### Rows
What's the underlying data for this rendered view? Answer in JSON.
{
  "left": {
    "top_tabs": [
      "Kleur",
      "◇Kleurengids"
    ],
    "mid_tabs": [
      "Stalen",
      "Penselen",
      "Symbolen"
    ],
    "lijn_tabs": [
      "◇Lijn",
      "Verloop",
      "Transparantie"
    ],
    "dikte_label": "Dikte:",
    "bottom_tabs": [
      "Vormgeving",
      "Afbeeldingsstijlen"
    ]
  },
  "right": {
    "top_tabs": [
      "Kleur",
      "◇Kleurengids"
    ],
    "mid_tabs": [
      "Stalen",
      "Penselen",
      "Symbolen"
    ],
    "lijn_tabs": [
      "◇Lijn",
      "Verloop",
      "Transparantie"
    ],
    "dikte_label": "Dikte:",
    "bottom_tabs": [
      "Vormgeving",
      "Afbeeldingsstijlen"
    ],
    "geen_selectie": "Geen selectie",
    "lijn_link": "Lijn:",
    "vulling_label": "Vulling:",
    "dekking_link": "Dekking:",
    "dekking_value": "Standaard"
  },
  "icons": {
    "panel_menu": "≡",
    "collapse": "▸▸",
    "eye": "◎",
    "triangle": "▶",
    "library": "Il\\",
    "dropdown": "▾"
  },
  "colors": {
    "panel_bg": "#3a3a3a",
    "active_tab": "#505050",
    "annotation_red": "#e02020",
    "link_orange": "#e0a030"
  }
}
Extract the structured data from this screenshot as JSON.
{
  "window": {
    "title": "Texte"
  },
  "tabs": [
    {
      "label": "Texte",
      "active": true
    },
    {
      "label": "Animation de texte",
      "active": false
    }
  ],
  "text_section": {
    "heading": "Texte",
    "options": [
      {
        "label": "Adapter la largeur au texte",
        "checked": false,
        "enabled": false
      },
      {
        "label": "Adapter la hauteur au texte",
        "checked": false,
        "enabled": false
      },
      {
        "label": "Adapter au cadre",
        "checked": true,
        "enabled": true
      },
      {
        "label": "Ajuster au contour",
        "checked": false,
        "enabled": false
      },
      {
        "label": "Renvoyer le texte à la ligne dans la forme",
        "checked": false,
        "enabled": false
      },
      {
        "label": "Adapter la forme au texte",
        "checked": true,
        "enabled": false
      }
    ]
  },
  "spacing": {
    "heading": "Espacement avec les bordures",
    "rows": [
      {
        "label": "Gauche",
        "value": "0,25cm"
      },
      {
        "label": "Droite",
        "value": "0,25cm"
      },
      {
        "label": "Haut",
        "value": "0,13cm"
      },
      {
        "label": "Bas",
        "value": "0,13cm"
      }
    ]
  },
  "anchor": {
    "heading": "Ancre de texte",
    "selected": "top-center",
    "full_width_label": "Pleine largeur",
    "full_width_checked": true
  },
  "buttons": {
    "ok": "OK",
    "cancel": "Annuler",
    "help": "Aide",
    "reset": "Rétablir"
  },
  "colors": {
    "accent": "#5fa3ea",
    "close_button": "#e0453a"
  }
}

### Work to be completed
The full set of records should be duplicated exactly.

### Output of the exercise
What's the underlying data for this rendered view? Answer in JSON.
{
  "left": {
    "top_tabs": [
      "Kleur",
      "◇Kleurengids"
    ],
    "mid_tabs": [
      "Stalen",
      "Penselen",
      "Symbolen"
    ],
    "lijn_tabs": [
      "◇Lijn",
      "Verloop",
      "Transparantie"
    ],
    "dikte_label": "Dikte:",
    "bottom_tabs": [
      "Vormgeving",
      "Afbeeldingsstijlen"
    ]
  },
  "right": {
    "top_tabs": [
      "Kleur",
      "◇Kleurengids"
    ],
    "mid_tabs": [
      "Stalen",
      "Penselen",
      "Symbolen"
    ],
    "lijn_tabs": [
      "◇Lijn",
      "Verloop",
      "Transparantie"
    ],
    "dikte_label": "Dikte:",
    "bottom_tabs": [
      "Vormgeving",
      "Afbeeldingsstijlen"
    ],
    "geen_selectie": "Geen selectie",
    "lijn_link": "Lijn:",
    "vulling_label": "Vulling:",
    "dekking_link": "Dekking:",
    "dekking_value": "Standaard"
  },
  "icons": {
    "panel_menu": "≡",
    "collapse": "▸▸",
    "eye": "◎",
    "triangle": "▶",
    "library": "Il\\",
    "dropdown": "▾"
  },
  "colors": {
    "panel_bg": "#3a3a3a",
    "active_tab": "#505050",
    "annotation_red": "#e02020",
    "link_orange": "#e0a030"
  }
}
Extract the structured data from this screenshot as JSON.
{
  "window": {
    "title": "Texte"
  },
  "tabs": [
    {
      "label": "Texte",
      "active": true
    },
    {
      "label": "Animation de texte",
      "active": false
    }
  ],
  "text_section": {
    "heading": "Texte",
    "options": [
      {
        "label": "Adapter la largeur au texte",
        "checked": false,
        "enabled": false
      },
      {
        "label": "Adapter la hauteur au texte",
        "checked": false,
        "enabled": false
      },
      {
        "label": "Adapter au cadre",
        "checked": true,
        "enabled": true
      },
      {
        "label": "Ajuster au contour",
        "checked": false,
        "enabled": false
      },
      {
        "label": "Renvoyer le texte à la ligne dans la forme",
        "checked": false,
        "enabled": false
      },
      {
        "label": "Adapter la forme au texte",
        "checked": true,
        "enabled": false
      }
    ]
  },
  "spacing": {
    "heading": "Espacement avec les bordures",
    "rows": [
      {
        "label": "Gauche",
        "value": "0,25cm"
      },
      {
        "label": "Droite",
        "value": "0,25cm"
      },
      {
        "label": "Haut",
        "value": "0,13cm"
      },
      {
        "label": "Bas",
        "value": "0,13cm"
      }
    ]
  },
  "anchor": {
    "heading": "Ancre de texte",
    "selected": "top-center",
    "full_width_label": "Pleine largeur",
    "full_width_checked": true
  },
  "buttons": {
    "ok": "OK",
    "cancel": "Annuler",
    "help": "Aide",
    "reset": "Rétablir"
  },
  "colors": {
    "accent": "#5fa3ea",
    "close_button": "#e0453a"
  }
}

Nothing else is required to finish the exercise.